• **WHAT THE EXERCISE ASKS**: Across the data below, how many lines hold "education"? Answer with that number and nothing else.

• **EXERCISE MATERIAL**:

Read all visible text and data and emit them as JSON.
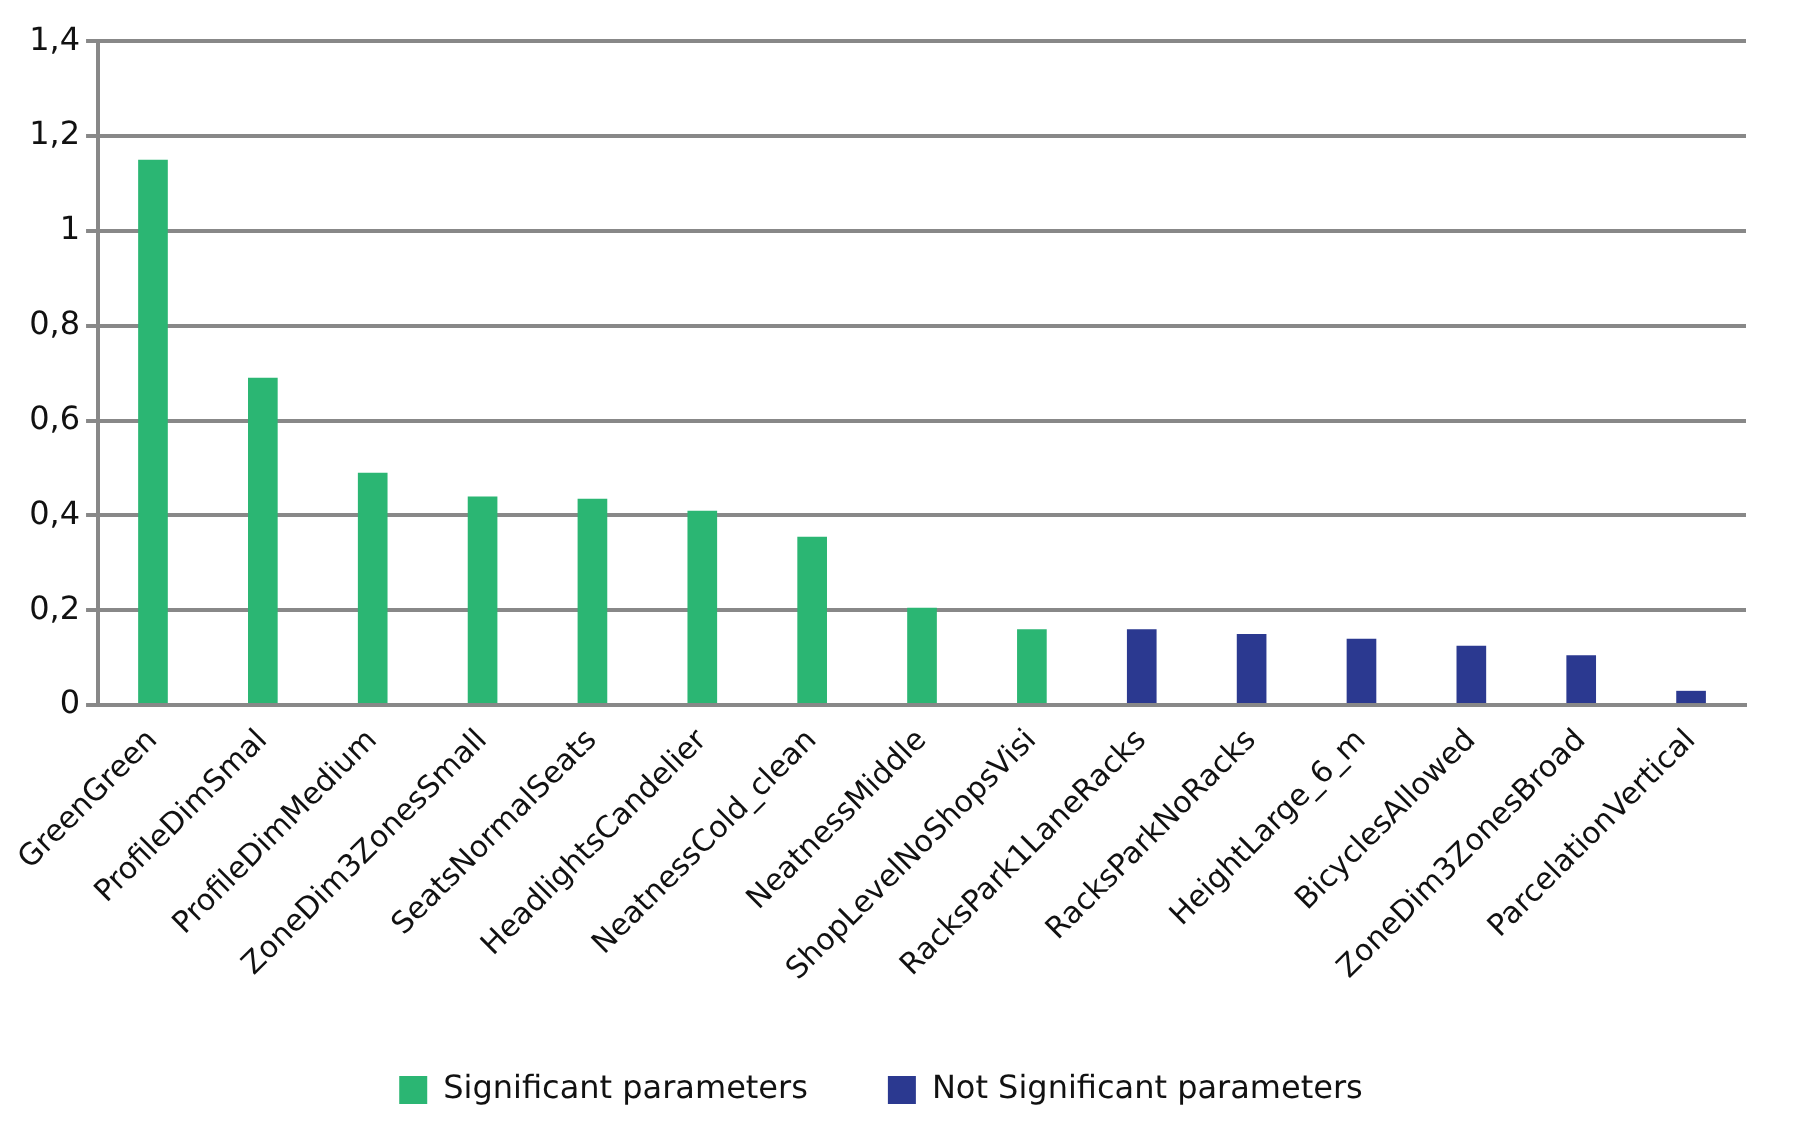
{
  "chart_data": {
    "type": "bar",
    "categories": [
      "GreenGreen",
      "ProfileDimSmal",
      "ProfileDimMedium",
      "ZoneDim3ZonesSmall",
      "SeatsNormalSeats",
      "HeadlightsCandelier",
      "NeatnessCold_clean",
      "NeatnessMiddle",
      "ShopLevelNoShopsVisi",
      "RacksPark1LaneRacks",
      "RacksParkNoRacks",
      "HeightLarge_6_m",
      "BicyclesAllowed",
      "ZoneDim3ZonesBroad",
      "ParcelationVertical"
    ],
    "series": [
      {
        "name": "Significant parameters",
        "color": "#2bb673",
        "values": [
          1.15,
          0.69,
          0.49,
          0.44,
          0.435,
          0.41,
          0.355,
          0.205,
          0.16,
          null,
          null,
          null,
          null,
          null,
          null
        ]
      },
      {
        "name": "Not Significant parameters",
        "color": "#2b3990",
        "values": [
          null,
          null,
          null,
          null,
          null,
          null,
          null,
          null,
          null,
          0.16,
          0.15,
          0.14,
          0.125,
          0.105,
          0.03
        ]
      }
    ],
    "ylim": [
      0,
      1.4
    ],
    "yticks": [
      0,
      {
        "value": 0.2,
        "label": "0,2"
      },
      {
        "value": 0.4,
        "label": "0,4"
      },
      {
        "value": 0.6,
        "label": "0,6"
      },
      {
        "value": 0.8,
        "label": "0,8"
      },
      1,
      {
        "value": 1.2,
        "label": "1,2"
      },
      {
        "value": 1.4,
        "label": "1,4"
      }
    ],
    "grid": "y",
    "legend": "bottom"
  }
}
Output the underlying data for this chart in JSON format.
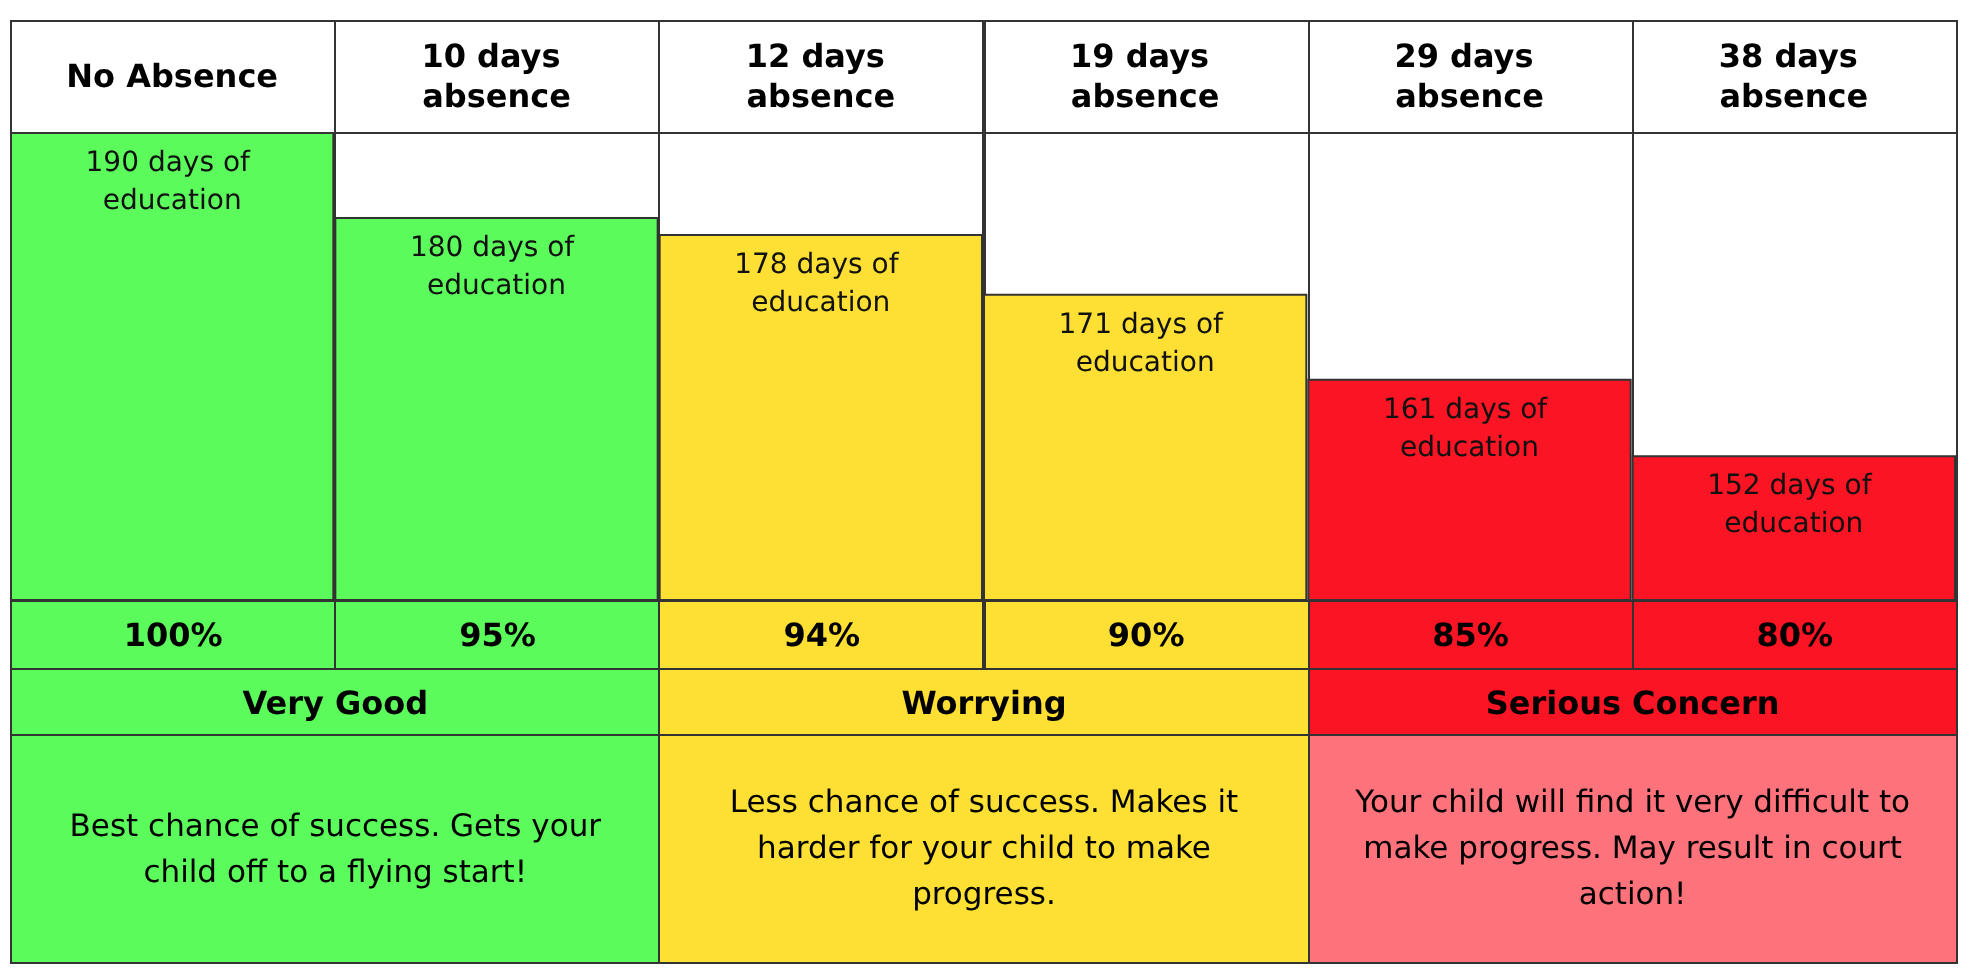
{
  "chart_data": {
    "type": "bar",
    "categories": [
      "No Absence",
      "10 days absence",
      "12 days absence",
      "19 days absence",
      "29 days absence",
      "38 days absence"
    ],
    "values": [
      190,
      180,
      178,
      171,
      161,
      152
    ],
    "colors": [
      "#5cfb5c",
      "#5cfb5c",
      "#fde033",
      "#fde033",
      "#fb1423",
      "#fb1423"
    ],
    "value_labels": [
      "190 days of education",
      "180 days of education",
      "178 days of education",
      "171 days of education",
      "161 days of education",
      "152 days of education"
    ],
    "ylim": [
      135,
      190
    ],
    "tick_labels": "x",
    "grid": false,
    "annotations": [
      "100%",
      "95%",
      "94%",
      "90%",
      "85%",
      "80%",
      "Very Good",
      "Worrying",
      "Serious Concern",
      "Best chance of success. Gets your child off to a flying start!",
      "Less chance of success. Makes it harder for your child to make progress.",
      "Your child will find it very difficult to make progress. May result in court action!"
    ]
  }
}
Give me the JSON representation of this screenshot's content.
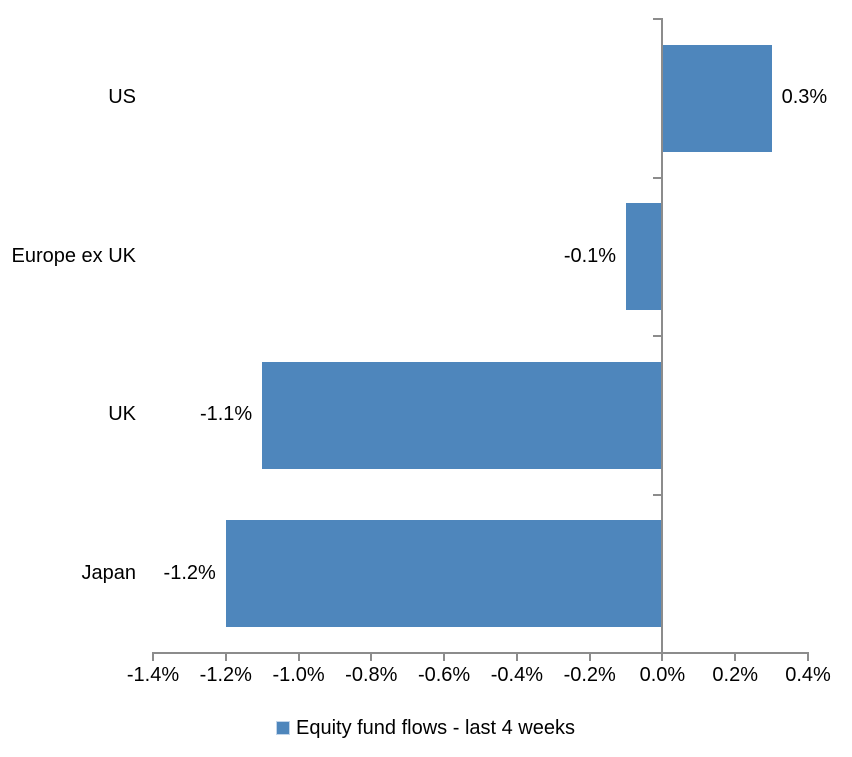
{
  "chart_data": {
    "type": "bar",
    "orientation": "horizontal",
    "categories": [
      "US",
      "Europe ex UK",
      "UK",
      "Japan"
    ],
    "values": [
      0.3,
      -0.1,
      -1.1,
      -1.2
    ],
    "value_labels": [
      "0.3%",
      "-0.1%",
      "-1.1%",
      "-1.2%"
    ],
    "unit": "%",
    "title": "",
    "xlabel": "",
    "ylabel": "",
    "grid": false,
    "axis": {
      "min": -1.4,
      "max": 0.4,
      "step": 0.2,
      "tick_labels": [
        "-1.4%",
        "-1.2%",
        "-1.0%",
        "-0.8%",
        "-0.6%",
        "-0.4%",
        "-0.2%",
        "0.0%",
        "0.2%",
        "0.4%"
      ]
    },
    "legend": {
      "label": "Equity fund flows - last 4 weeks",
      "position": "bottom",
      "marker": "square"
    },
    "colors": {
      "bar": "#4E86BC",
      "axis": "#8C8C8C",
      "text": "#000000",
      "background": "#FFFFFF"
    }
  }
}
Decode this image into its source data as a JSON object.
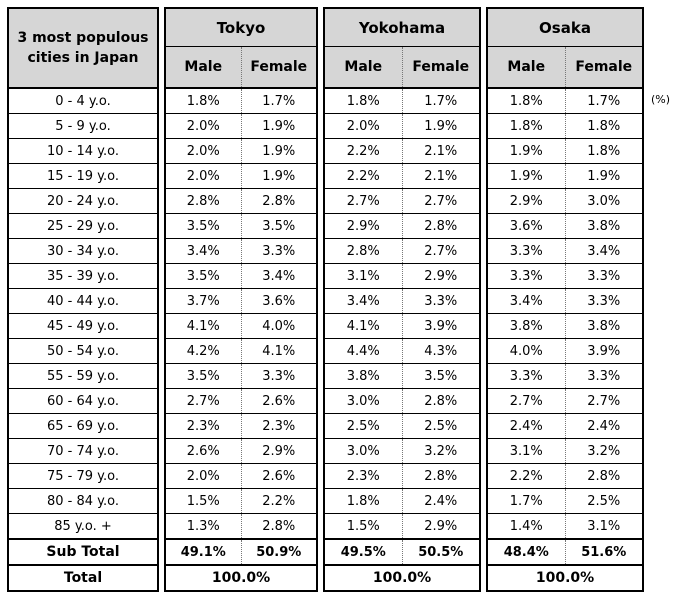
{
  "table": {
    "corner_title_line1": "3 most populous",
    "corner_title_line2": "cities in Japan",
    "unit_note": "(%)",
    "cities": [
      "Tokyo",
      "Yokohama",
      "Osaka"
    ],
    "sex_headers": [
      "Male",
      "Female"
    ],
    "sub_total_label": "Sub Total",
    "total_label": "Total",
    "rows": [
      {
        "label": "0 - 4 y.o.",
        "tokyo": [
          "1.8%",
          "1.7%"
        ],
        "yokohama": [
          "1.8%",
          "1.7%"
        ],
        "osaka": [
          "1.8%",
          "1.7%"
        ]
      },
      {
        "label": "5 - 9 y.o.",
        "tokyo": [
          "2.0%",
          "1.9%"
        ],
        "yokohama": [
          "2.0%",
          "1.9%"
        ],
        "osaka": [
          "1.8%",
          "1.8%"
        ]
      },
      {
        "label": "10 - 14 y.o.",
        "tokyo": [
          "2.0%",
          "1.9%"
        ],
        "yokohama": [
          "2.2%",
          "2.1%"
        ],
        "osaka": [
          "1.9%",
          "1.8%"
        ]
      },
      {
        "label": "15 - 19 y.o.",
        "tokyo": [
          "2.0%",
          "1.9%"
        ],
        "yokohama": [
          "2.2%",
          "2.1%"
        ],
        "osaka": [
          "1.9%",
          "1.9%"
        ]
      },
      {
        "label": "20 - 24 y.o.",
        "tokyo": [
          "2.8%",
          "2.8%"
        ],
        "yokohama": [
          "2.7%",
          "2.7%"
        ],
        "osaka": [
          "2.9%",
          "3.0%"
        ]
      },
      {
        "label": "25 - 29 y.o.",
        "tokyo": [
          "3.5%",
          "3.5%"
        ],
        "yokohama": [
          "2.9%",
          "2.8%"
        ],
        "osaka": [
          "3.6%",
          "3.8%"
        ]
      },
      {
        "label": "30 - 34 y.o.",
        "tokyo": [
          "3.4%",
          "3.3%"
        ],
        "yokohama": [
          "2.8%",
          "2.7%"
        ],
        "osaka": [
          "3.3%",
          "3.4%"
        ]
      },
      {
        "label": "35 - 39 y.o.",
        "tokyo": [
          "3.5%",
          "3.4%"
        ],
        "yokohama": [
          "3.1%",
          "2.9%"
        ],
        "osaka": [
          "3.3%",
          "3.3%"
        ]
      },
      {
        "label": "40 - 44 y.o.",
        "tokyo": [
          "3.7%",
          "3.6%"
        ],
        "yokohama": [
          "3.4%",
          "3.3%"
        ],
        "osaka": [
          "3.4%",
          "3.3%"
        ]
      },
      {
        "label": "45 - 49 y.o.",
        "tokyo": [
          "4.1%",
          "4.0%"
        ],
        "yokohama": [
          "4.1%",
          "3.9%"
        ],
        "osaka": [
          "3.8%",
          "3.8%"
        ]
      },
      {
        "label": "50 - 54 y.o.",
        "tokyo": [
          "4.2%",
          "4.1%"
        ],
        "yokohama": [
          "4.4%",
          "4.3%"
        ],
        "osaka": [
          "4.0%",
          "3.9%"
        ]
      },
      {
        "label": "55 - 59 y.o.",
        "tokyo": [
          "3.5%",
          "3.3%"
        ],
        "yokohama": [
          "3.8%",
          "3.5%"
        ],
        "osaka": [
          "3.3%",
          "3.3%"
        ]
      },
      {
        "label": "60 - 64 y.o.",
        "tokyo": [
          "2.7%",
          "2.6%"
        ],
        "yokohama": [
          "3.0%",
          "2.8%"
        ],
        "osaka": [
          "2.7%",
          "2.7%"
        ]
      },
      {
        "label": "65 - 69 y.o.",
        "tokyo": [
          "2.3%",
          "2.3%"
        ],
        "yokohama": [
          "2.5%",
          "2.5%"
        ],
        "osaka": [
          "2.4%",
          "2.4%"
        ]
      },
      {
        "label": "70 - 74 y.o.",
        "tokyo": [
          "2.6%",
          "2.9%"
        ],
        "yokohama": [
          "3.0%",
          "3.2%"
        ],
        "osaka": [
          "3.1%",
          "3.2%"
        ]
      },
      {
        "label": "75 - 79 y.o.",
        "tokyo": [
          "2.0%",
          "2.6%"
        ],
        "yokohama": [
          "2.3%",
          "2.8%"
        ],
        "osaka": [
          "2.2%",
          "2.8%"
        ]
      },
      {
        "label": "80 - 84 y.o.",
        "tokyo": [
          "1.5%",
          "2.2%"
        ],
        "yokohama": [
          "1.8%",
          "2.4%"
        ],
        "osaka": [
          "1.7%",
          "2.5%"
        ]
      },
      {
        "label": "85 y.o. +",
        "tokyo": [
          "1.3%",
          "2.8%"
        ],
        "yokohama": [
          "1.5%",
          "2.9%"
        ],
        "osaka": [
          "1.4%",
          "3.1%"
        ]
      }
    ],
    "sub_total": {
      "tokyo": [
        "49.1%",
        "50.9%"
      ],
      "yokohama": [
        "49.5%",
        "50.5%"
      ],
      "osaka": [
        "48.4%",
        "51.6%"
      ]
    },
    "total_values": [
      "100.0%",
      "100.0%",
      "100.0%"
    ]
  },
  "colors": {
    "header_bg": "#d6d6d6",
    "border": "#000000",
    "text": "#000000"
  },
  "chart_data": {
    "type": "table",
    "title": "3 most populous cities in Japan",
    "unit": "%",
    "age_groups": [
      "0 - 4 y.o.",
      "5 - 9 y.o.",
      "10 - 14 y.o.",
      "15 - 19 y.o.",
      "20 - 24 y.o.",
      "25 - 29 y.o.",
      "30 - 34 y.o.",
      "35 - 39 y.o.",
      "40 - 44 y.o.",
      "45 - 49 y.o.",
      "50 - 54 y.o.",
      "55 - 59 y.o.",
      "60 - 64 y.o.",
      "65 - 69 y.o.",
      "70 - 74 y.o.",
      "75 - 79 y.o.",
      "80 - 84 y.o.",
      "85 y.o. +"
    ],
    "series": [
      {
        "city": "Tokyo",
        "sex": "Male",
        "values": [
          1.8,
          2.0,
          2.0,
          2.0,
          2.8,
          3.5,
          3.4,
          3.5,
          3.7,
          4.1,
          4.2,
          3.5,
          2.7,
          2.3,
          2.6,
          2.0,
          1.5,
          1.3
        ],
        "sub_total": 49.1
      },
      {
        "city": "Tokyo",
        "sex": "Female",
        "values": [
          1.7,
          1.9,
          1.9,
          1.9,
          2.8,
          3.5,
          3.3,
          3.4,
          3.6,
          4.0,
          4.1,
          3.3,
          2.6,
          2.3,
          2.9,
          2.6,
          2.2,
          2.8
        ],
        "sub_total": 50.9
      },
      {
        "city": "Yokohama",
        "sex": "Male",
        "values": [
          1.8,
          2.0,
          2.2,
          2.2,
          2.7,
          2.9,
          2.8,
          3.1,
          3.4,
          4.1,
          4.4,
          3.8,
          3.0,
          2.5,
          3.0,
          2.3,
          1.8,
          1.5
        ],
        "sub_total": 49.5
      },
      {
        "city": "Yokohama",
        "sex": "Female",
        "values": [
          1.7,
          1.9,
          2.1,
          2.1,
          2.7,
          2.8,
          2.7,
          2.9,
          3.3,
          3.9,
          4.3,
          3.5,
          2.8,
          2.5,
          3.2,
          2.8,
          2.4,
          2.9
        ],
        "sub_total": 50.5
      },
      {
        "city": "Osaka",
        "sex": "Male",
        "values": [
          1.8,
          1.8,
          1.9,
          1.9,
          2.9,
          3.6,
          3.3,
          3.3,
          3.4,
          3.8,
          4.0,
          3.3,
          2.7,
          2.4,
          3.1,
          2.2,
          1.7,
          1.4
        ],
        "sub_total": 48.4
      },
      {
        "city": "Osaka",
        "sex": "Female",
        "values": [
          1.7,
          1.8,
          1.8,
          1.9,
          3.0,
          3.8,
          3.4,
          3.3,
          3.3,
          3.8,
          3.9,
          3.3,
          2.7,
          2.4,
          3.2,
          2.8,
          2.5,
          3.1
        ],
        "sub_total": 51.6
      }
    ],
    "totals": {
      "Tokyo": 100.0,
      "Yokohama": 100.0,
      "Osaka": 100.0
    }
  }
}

• **RESPONSE TO THE EXERCISE**: 6